**** Data entries

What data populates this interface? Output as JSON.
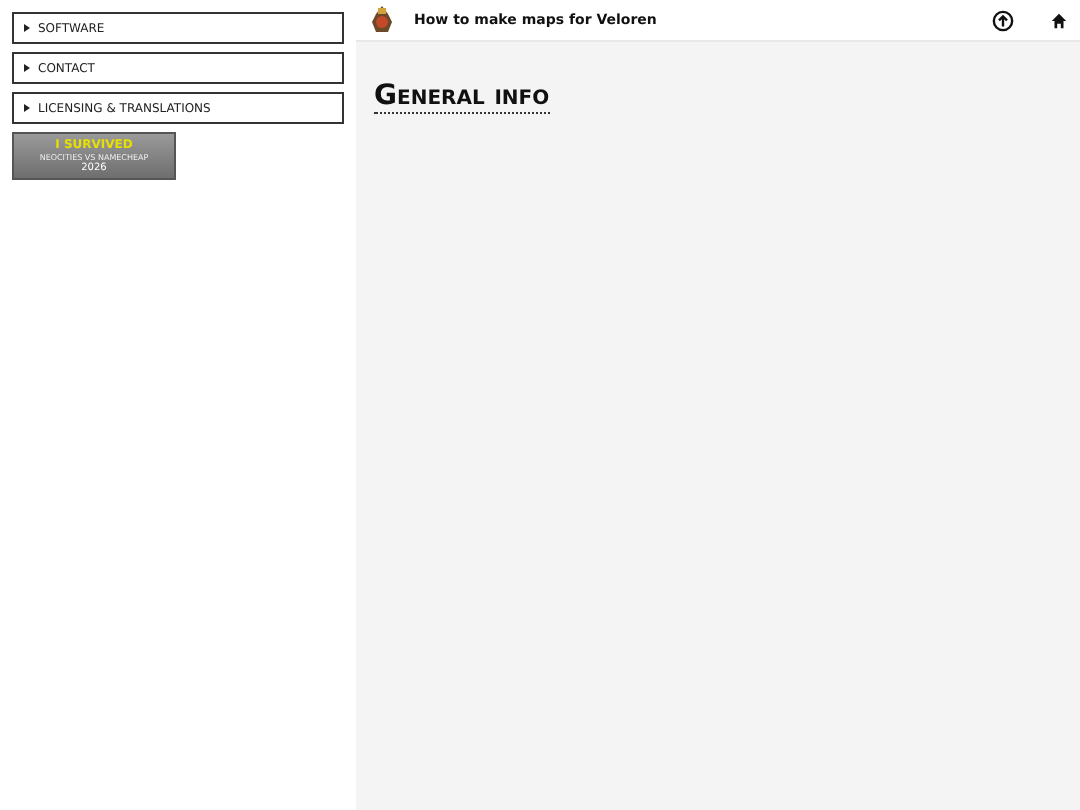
{
  "sidebar": {
    "items": [
      {
        "label": "SOFTWARE",
        "expanded": false
      },
      {
        "label": "CONTACT",
        "expanded": false
      },
      {
        "label": "LICENSING & TRANSLATIONS",
        "expanded": false
      }
    ],
    "badge": {
      "lines": [
        "I SURVIVED",
        "NEOCITIES VS NAMECHEAP",
        "2026"
      ]
    }
  },
  "header": {
    "title": "How to make maps for Veloren"
  },
  "content": {
    "heading": "General info"
  }
}
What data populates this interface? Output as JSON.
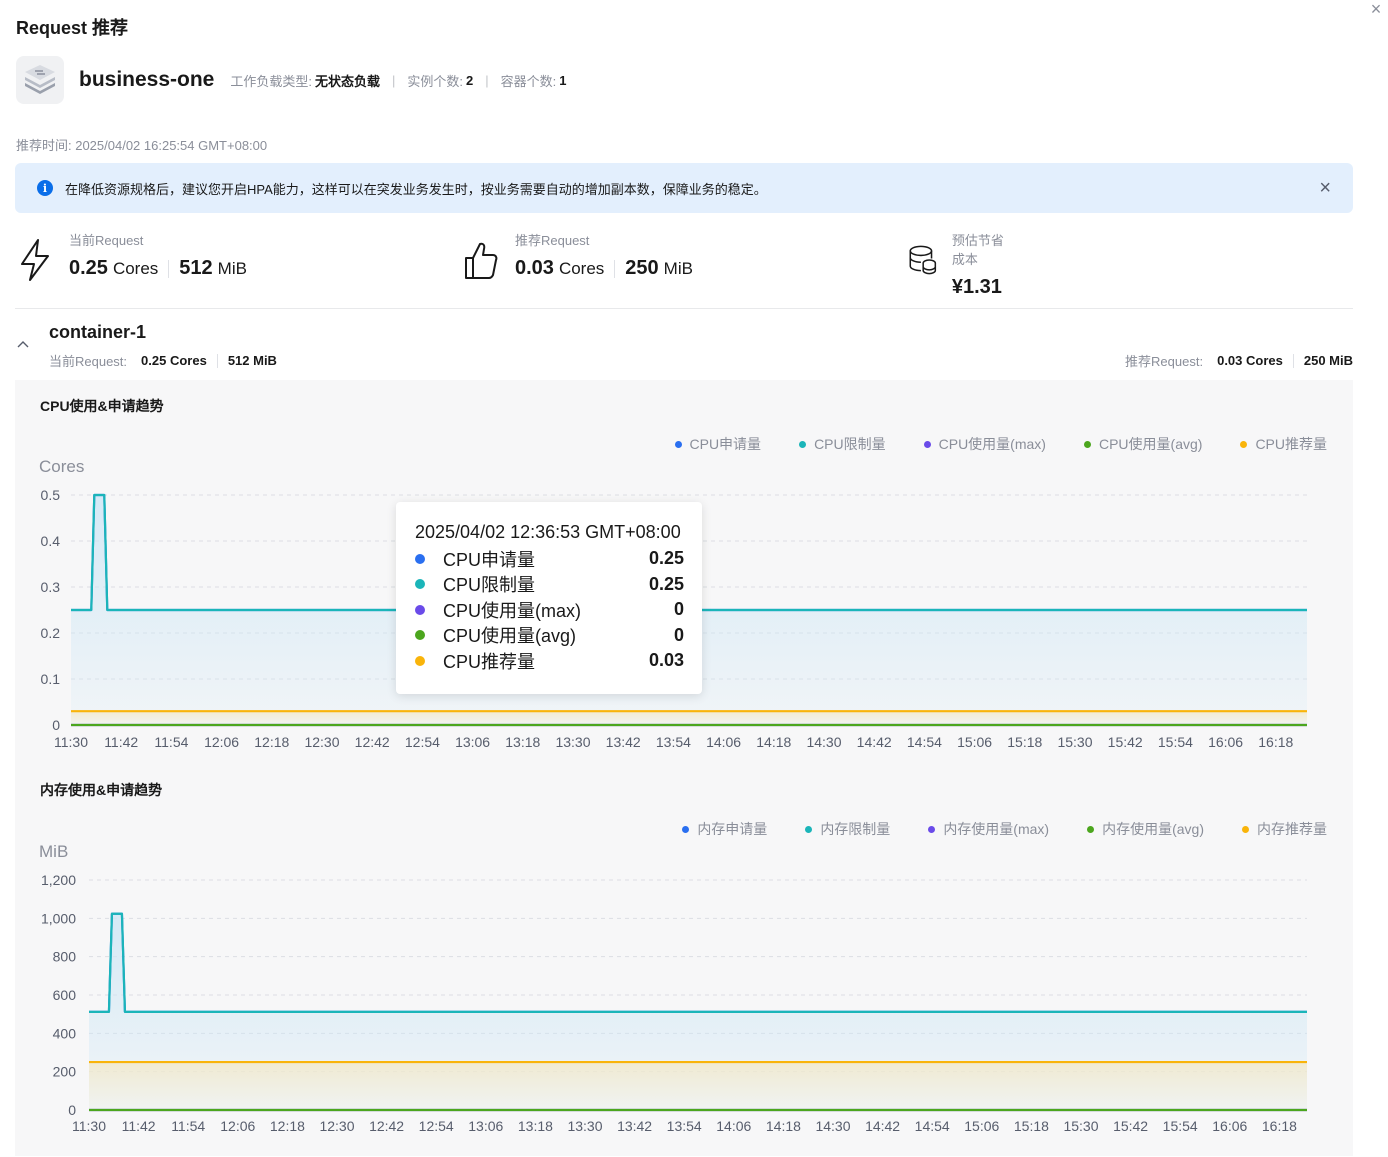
{
  "page": {
    "title": "Request 推荐",
    "close_label": "×"
  },
  "workload": {
    "name": "business-one",
    "type_label": "工作负载类型:",
    "type_value": "无状态负载",
    "instances_label": "实例个数:",
    "instances_value": "2",
    "containers_label": "容器个数:",
    "containers_value": "1",
    "separator": "|"
  },
  "recommend_time": "推荐时间: 2025/04/02 16:25:54 GMT+08:00",
  "notice": {
    "text": "在降低资源规格后，建议您开启HPA能力，这样可以在突发业务发生时，按业务需要自动的增加副本数，保障业务的稳定。",
    "close_label": "×",
    "icon": "info-icon"
  },
  "summary": {
    "current": {
      "label": "当前Request",
      "cpu": "0.25",
      "cpu_unit": "Cores",
      "mem": "512",
      "mem_unit": "MiB",
      "icon": "lightning-icon"
    },
    "recommended": {
      "label": "推荐Request",
      "cpu": "0.03",
      "cpu_unit": "Cores",
      "mem": "250",
      "mem_unit": "MiB",
      "icon": "thumbs-up-icon"
    },
    "saving": {
      "label": "预估节省成本",
      "value": "¥1.31",
      "icon": "coins-database-icon"
    }
  },
  "container": {
    "name": "container-1",
    "current_label": "当前Request:",
    "current_cpu": "0.25 Cores",
    "current_mem": "512 MiB",
    "rec_label": "推荐Request:",
    "rec_cpu": "0.03 Cores",
    "rec_mem": "250 MiB",
    "collapse_icon": "chevron-up-icon"
  },
  "colors": {
    "blue": "#2a6ff0",
    "teal": "#1bb5b9",
    "purple": "#6a4be9",
    "green": "#4ca61e",
    "orange": "#f9b40a",
    "fill_top": "#cfe7f5"
  },
  "tooltip": {
    "title": "2025/04/02 12:36:53 GMT+08:00",
    "rows": [
      {
        "name": "CPU申请量",
        "value": "0.25",
        "color": "#2a6ff0"
      },
      {
        "name": "CPU限制量",
        "value": "0.25",
        "color": "#1bb5b9"
      },
      {
        "name": "CPU使用量(max)",
        "value": "0",
        "color": "#6a4be9"
      },
      {
        "name": "CPU使用量(avg)",
        "value": "0",
        "color": "#4ca61e"
      },
      {
        "name": "CPU推荐量",
        "value": "0.03",
        "color": "#f9b40a"
      }
    ]
  },
  "chart_data": [
    {
      "type": "area",
      "title": "CPU使用&申请趋势",
      "ylabel": "Cores",
      "ylim": [
        0,
        0.5
      ],
      "yticks": [
        "0",
        "0.1",
        "0.2",
        "0.3",
        "0.4",
        "0.5"
      ],
      "ytick_values": [
        0,
        0.1,
        0.2,
        0.3,
        0.4,
        0.5
      ],
      "x": [
        "11:30",
        "11:42",
        "11:54",
        "12:06",
        "12:18",
        "12:30",
        "12:42",
        "12:54",
        "13:06",
        "13:18",
        "13:30",
        "13:42",
        "13:54",
        "14:06",
        "14:18",
        "14:30",
        "14:42",
        "14:54",
        "15:06",
        "15:18",
        "15:30",
        "15:42",
        "15:54",
        "16:06",
        "16:18"
      ],
      "grid": true,
      "legend_position": "top-right",
      "series": [
        {
          "name": "CPU申请量",
          "color": "#2a6ff0",
          "baseline": 0.25,
          "spike_at": "11:37",
          "spike_value": 0.5
        },
        {
          "name": "CPU限制量",
          "color": "#1bb5b9",
          "baseline": 0.25,
          "spike_at": "11:37",
          "spike_value": 0.5
        },
        {
          "name": "CPU使用量(max)",
          "color": "#6a4be9",
          "baseline": 0
        },
        {
          "name": "CPU使用量(avg)",
          "color": "#4ca61e",
          "baseline": 0
        },
        {
          "name": "CPU推荐量",
          "color": "#f9b40a",
          "baseline": 0.03
        }
      ]
    },
    {
      "type": "area",
      "title": "内存使用&申请趋势",
      "ylabel": "MiB",
      "ylim": [
        0,
        1200
      ],
      "yticks": [
        "0",
        "200",
        "400",
        "600",
        "800",
        "1,000",
        "1,200"
      ],
      "ytick_values": [
        0,
        200,
        400,
        600,
        800,
        1000,
        1200
      ],
      "x": [
        "11:30",
        "11:42",
        "11:54",
        "12:06",
        "12:18",
        "12:30",
        "12:42",
        "12:54",
        "13:06",
        "13:18",
        "13:30",
        "13:42",
        "13:54",
        "14:06",
        "14:18",
        "14:30",
        "14:42",
        "14:54",
        "15:06",
        "15:18",
        "15:30",
        "15:42",
        "15:54",
        "16:06",
        "16:18"
      ],
      "grid": true,
      "legend_position": "top-right",
      "series": [
        {
          "name": "内存申请量",
          "color": "#2a6ff0",
          "baseline": 512,
          "spike_at": "11:37",
          "spike_value": 1024
        },
        {
          "name": "内存限制量",
          "color": "#1bb5b9",
          "baseline": 512,
          "spike_at": "11:37",
          "spike_value": 1024
        },
        {
          "name": "内存使用量(max)",
          "color": "#6a4be9",
          "baseline": 0
        },
        {
          "name": "内存使用量(avg)",
          "color": "#4ca61e",
          "baseline": 0
        },
        {
          "name": "内存推荐量",
          "color": "#f9b40a",
          "baseline": 250
        }
      ]
    }
  ]
}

********

- **Goal**:
Give every line back word for word and leave the pictures out.

- **Expected output**:
What data populates this interface? Output as JSON.
{
  "sidebar": {
    "items": [
      {
        "label": "SOFTWARE",
        "expanded": false
      },
      {
        "label": "CONTACT",
        "expanded": false
      },
      {
        "label": "LICENSING & TRANSLATIONS",
        "expanded": false
      }
    ],
    "badge": {
      "lines": [
        "I SURVIVED",
        "NEOCITIES VS NAMECHEAP",
        "2026"
      ]
    }
  },
  "header": {
    "title": "How to make maps for Veloren"
  },
  "content": {
    "heading": "General info"
  }
}
What data populates this interface? Output as JSON.
{
  "page": {
    "title": "Request 推荐",
    "close_label": "×"
  },
  "workload": {
    "name": "business-one",
    "type_label": "工作负载类型:",
    "type_value": "无状态负载",
    "instances_label": "实例个数:",
    "instances_value": "2",
    "containers_label": "容器个数:",
    "containers_value": "1",
    "separator": "|"
  },
  "recommend_time": "推荐时间: 2025/04/02 16:25:54 GMT+08:00",
  "notice": {
    "text": "在降低资源规格后，建议您开启HPA能力，这样可以在突发业务发生时，按业务需要自动的增加副本数，保障业务的稳定。",
    "close_label": "×",
    "icon": "info-icon"
  },
  "summary": {
    "current": {
      "label": "当前Request",
      "cpu": "0.25",
      "cpu_unit": "Cores",
      "mem": "512",
      "mem_unit": "MiB",
      "icon": "lightning-icon"
    },
    "recommended": {
      "label": "推荐Request",
      "cpu": "0.03",
      "cpu_unit": "Cores",
      "mem": "250",
      "mem_unit": "MiB",
      "icon": "thumbs-up-icon"
    },
    "saving": {
      "label": "预估节省成本",
      "value": "¥1.31",
      "icon": "coins-database-icon"
    }
  },
  "container": {
    "name": "container-1",
    "current_label": "当前Request:",
    "current_cpu": "0.25 Cores",
    "current_mem": "512 MiB",
    "rec_label": "推荐Request:",
    "rec_cpu": "0.03 Cores",
    "rec_mem": "250 MiB",
    "collapse_icon": "chevron-up-icon"
  },
  "colors": {
    "blue": "#2a6ff0",
    "teal": "#1bb5b9",
    "purple": "#6a4be9",
    "green": "#4ca61e",
    "orange": "#f9b40a",
    "fill_top": "#cfe7f5"
  },
  "tooltip": {
    "title": "2025/04/02 12:36:53 GMT+08:00",
    "rows": [
      {
        "name": "CPU申请量",
        "value": "0.25",
        "color": "#2a6ff0"
      },
      {
        "name": "CPU限制量",
        "value": "0.25",
        "color": "#1bb5b9"
      },
      {
        "name": "CPU使用量(max)",
        "value": "0",
        "color": "#6a4be9"
      },
      {
        "name": "CPU使用量(avg)",
        "value": "0",
        "color": "#4ca61e"
      },
      {
        "name": "CPU推荐量",
        "value": "0.03",
        "color": "#f9b40a"
      }
    ]
  },
  "chart_data": [
    {
      "type": "area",
      "title": "CPU使用&申请趋势",
      "ylabel": "Cores",
      "ylim": [
        0,
        0.5
      ],
      "yticks": [
        "0",
        "0.1",
        "0.2",
        "0.3",
        "0.4",
        "0.5"
      ],
      "ytick_values": [
        0,
        0.1,
        0.2,
        0.3,
        0.4,
        0.5
      ],
      "x": [
        "11:30",
        "11:42",
        "11:54",
        "12:06",
        "12:18",
        "12:30",
        "12:42",
        "12:54",
        "13:06",
        "13:18",
        "13:30",
        "13:42",
        "13:54",
        "14:06",
        "14:18",
        "14:30",
        "14:42",
        "14:54",
        "15:06",
        "15:18",
        "15:30",
        "15:42",
        "15:54",
        "16:06",
        "16:18"
      ],
      "grid": true,
      "legend_position": "top-right",
      "series": [
        {
          "name": "CPU申请量",
          "color": "#2a6ff0",
          "baseline": 0.25,
          "spike_at": "11:37",
          "spike_value": 0.5
        },
        {
          "name": "CPU限制量",
          "color": "#1bb5b9",
          "baseline": 0.25,
          "spike_at": "11:37",
          "spike_value": 0.5
        },
        {
          "name": "CPU使用量(max)",
          "color": "#6a4be9",
          "baseline": 0
        },
        {
          "name": "CPU使用量(avg)",
          "color": "#4ca61e",
          "baseline": 0
        },
        {
          "name": "CPU推荐量",
          "color": "#f9b40a",
          "baseline": 0.03
        }
      ]
    },
    {
      "type": "area",
      "title": "内存使用&申请趋势",
      "ylabel": "MiB",
      "ylim": [
        0,
        1200
      ],
      "yticks": [
        "0",
        "200",
        "400",
        "600",
        "800",
        "1,000",
        "1,200"
      ],
      "ytick_values": [
        0,
        200,
        400,
        600,
        800,
        1000,
        1200
      ],
      "x": [
        "11:30",
        "11:42",
        "11:54",
        "12:06",
        "12:18",
        "12:30",
        "12:42",
        "12:54",
        "13:06",
        "13:18",
        "13:30",
        "13:42",
        "13:54",
        "14:06",
        "14:18",
        "14:30",
        "14:42",
        "14:54",
        "15:06",
        "15:18",
        "15:30",
        "15:42",
        "15:54",
        "16:06",
        "16:18"
      ],
      "grid": true,
      "legend_position": "top-right",
      "series": [
        {
          "name": "内存申请量",
          "color": "#2a6ff0",
          "baseline": 512,
          "spike_at": "11:37",
          "spike_value": 1024
        },
        {
          "name": "内存限制量",
          "color": "#1bb5b9",
          "baseline": 512,
          "spike_at": "11:37",
          "spike_value": 1024
        },
        {
          "name": "内存使用量(max)",
          "color": "#6a4be9",
          "baseline": 0
        },
        {
          "name": "内存使用量(avg)",
          "color": "#4ca61e",
          "baseline": 0
        },
        {
          "name": "内存推荐量",
          "color": "#f9b40a",
          "baseline": 250
        }
      ]
    }
  ]
}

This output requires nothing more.